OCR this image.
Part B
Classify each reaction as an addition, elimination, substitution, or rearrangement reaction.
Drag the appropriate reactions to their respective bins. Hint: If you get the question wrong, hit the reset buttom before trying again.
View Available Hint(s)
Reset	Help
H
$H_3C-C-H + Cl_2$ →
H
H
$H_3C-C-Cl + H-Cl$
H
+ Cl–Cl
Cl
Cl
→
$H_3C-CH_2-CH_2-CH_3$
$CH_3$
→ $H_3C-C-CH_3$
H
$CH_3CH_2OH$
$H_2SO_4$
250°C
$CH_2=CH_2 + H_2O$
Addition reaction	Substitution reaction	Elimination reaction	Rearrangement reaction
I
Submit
___
• [Exercise]:
Write the material out again word for word.

• [Result]:
OCR this image.
Part B
Classify each reaction as an addition, elimination, substitution, or rearrangement reaction.
Drag the appropriate reactions to their respective bins. Hint: If you get the question wrong, hit the reset buttom before trying again.
View Available Hint(s)
Reset	Help
H
$H_3C-C-H + Cl_2$ →
H
H
$H_3C-C-Cl + H-Cl$
H
+ Cl–Cl
Cl
Cl
→
$H_3C-CH_2-CH_2-CH_3$
$CH_3$
→ $H_3C-C-CH_3$
H
$CH_3CH_2OH$
$H_2SO_4$
250°C
$CH_2=CH_2 + H_2O$
Addition reaction	Substitution reaction	Elimination reaction	Rearrangement reaction
I
Submit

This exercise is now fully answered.